SET EXERCISE — Set out the records below as a numbered list, omitting any blank lines.

begin RECORDS FOR THIS TASK

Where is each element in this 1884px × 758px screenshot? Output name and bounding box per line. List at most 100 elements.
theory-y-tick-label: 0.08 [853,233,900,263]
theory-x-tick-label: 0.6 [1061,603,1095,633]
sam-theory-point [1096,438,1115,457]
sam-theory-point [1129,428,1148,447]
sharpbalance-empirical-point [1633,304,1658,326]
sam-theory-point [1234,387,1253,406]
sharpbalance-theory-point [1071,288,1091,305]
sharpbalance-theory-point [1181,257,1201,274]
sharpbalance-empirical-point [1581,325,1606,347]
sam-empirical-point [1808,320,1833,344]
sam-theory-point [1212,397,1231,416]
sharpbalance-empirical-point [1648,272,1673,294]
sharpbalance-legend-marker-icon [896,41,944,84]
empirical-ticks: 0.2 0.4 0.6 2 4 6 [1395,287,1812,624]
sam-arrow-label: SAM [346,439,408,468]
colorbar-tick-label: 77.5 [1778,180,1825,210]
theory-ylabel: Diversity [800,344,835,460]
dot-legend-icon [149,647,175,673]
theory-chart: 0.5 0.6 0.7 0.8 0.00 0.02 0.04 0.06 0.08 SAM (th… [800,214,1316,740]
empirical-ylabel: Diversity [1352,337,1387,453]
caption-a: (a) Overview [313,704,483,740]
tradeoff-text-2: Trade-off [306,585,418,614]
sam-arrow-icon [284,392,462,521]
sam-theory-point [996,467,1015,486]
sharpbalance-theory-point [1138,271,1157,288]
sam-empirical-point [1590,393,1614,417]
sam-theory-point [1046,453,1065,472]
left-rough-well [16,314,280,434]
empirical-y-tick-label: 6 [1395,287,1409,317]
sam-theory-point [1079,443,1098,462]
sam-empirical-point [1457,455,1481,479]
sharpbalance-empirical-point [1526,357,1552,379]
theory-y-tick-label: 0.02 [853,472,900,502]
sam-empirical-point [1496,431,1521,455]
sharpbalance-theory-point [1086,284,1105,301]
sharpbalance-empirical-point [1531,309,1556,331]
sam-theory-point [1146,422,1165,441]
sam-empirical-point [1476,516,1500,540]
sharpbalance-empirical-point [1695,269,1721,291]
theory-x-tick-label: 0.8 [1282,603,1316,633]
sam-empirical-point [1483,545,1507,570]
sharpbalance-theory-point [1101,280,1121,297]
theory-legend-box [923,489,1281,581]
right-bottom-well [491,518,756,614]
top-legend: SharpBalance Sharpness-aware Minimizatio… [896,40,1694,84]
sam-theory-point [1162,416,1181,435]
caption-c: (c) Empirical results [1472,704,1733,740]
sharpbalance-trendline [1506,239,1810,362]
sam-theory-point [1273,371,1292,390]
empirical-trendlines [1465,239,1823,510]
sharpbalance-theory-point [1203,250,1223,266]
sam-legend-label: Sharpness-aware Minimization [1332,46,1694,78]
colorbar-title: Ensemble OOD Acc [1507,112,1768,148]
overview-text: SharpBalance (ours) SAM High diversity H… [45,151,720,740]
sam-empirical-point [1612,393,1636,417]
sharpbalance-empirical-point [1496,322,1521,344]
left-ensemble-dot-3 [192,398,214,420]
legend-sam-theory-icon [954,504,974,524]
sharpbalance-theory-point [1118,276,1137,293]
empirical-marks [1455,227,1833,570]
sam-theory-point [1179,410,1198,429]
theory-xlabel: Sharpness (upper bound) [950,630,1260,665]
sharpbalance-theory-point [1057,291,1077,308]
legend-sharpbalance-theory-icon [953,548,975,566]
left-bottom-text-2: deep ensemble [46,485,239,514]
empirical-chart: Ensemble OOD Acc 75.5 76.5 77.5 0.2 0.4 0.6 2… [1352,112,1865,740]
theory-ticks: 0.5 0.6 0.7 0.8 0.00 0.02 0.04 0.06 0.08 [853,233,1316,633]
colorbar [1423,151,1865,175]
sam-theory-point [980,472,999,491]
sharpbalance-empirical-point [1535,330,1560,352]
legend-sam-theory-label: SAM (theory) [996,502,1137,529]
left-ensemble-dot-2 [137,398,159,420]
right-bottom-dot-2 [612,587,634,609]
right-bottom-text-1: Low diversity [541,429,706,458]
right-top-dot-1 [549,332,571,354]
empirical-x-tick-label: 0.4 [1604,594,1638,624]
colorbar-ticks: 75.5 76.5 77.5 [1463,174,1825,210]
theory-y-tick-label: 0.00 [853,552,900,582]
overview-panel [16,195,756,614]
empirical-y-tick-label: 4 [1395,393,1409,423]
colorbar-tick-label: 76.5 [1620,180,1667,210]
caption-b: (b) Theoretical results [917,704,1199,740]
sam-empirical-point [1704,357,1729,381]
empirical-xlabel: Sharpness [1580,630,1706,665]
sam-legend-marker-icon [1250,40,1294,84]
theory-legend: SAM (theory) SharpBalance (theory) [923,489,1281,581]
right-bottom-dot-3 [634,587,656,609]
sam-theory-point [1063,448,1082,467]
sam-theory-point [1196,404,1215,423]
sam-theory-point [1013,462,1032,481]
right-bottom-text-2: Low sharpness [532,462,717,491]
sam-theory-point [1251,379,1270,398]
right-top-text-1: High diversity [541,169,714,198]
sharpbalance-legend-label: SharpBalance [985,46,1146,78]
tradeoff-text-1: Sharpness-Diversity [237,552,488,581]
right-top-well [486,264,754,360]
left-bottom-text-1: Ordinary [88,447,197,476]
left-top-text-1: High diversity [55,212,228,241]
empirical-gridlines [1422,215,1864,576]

end RECORDS FOR THIS TASK

IN RESPONSE —
1. Where is each element in this 1884px × 758px screenshot? Output name and bounding box per line. List at most 100 elements.
2. theory-y-tick-label: 0.08 [853,233,900,263]
3. theory-x-tick-label: 0.6 [1061,603,1095,633]
4. sam-theory-point [1096,438,1115,457]
5. sam-theory-point [1129,428,1148,447]
6. sharpbalance-empirical-point [1633,304,1658,326]
7. sam-theory-point [1234,387,1253,406]
8. sharpbalance-theory-point [1071,288,1091,305]
9. sharpbalance-theory-point [1181,257,1201,274]
10. sharpbalance-empirical-point [1581,325,1606,347]
11. sam-empirical-point [1808,320,1833,344]
12. sam-theory-point [1212,397,1231,416]
13. sharpbalance-empirical-point [1648,272,1673,294]
14. sharpbalance-legend-marker-icon [896,41,944,84]
15. empirical-ticks: 0.2 0.4 0.6 2 4 6 [1395,287,1812,624]
16. sam-arrow-label: SAM [346,439,408,468]
17. colorbar-tick-label: 77.5 [1778,180,1825,210]
18. theory-ylabel: Diversity [800,344,835,460]
19. dot-legend-icon [149,647,175,673]
20. theory-chart: 0.5 0.6 0.7 0.8 0.00 0.02 0.04 0.06 0.08 SAM (th… [800,214,1316,740]
21. empirical-ylabel: Diversity [1352,337,1387,453]
22. caption-a: (a) Overview [313,704,483,740]
23. tradeoff-text-2: Trade-off [306,585,418,614]
24. sam-arrow-icon [284,392,462,521]
25. sam-theory-point [996,467,1015,486]
26. sharpbalance-theory-point [1138,271,1157,288]
27. sam-empirical-point [1590,393,1614,417]
28. sam-theory-point [1046,453,1065,472]
29. left-rough-well [16,314,280,434]
30. empirical-y-tick-label: 6 [1395,287,1409,317]
31. sam-theory-point [1079,443,1098,462]
32. sam-empirical-point [1457,455,1481,479]
33. sharpbalance-empirical-point [1526,357,1552,379]
34. theory-y-tick-label: 0.02 [853,472,900,502]
35. sam-empirical-point [1496,431,1521,455]
36. sharpbalance-theory-point [1086,284,1105,301]
37. sharpbalance-empirical-point [1531,309,1556,331]
38. sam-theory-point [1146,422,1165,441]
39. sam-empirical-point [1476,516,1500,540]
40. sharpbalance-empirical-point [1695,269,1721,291]
41. theory-x-tick-label: 0.8 [1282,603,1316,633]
42. sam-empirical-point [1483,545,1507,570]
43. sharpbalance-theory-point [1101,280,1121,297]
44. theory-legend-box [923,489,1281,581]
45. right-bottom-well [491,518,756,614]
46. top-legend: SharpBalance Sharpness-aware Minimizatio… [896,40,1694,84]
47. sam-theory-point [1162,416,1181,435]
48. caption-c: (c) Empirical results [1472,704,1733,740]
49. sharpbalance-trendline [1506,239,1810,362]
50. sam-theory-point [1273,371,1292,390]
51. empirical-trendlines [1465,239,1823,510]
52. sharpbalance-theory-point [1203,250,1223,266]
53. sam-legend-label: Sharpness-aware Minimization [1332,46,1694,78]
54. colorbar-title: Ensemble OOD Acc [1507,112,1768,148]
55. overview-text: SharpBalance (ours) SAM High diversity H… [45,151,720,740]
56. sam-empirical-point [1612,393,1636,417]
57. sharpbalance-empirical-point [1496,322,1521,344]
58. left-ensemble-dot-3 [192,398,214,420]
59. legend-sam-theory-icon [954,504,974,524]
60. sharpbalance-theory-point [1118,276,1137,293]
61. empirical-marks [1455,227,1833,570]
62. sam-theory-point [1179,410,1198,429]
63. theory-xlabel: Sharpness (upper bound) [950,630,1260,665]
64. sharpbalance-theory-point [1057,291,1077,308]
65. legend-sharpbalance-theory-icon [953,548,975,566]
66. left-bottom-text-2: deep ensemble [46,485,239,514]
67. empirical-chart: Ensemble OOD Acc 75.5 76.5 77.5 0.2 0.4 0.6 2… [1352,112,1865,740]
68. theory-ticks: 0.5 0.6 0.7 0.8 0.00 0.02 0.04 0.06 0.08 [853,233,1316,633]
69. colorbar [1423,151,1865,175]
70. sam-theory-point [980,472,999,491]
71. sharpbalance-empirical-point [1535,330,1560,352]
72. legend-sam-theory-label: SAM (theory) [996,502,1137,529]
73. left-ensemble-dot-2 [137,398,159,420]
74. right-bottom-dot-2 [612,587,634,609]
75. right-bottom-text-1: Low diversity [541,429,706,458]
76. right-top-dot-1 [549,332,571,354]
77. empirical-x-tick-label: 0.4 [1604,594,1638,624]
78. colorbar-ticks: 75.5 76.5 77.5 [1463,174,1825,210]
79. theory-y-tick-label: 0.00 [853,552,900,582]
80. overview-panel [16,195,756,614]
81. empirical-y-tick-label: 4 [1395,393,1409,423]
82. colorbar-tick-label: 76.5 [1620,180,1667,210]
83. caption-b: (b) Theoretical results [917,704,1199,740]
84. sam-empirical-point [1704,357,1729,381]
85. empirical-xlabel: Sharpness [1580,630,1706,665]
86. sam-legend-marker-icon [1250,40,1294,84]
87. theory-legend: SAM (theory) SharpBalance (theory) [923,489,1281,581]
88. right-bottom-dot-3 [634,587,656,609]
89. sam-theory-point [1063,448,1082,467]
90. sam-theory-point [1196,404,1215,423]
91. sam-theory-point [1013,462,1032,481]
92. right-bottom-text-2: Low sharpness [532,462,717,491]
93. sam-theory-point [1251,379,1270,398]
94. right-top-text-1: High diversity [541,169,714,198]
95. sharpbalance-legend-label: SharpBalance [985,46,1146,78]
96. tradeoff-text-1: Sharpness-Diversity [237,552,488,581]
97. right-top-well [486,264,754,360]
98. left-bottom-text-1: Ordinary [88,447,197,476]
99. left-top-text-1: High diversity [55,212,228,241]
100. empirical-gridlines [1422,215,1864,576]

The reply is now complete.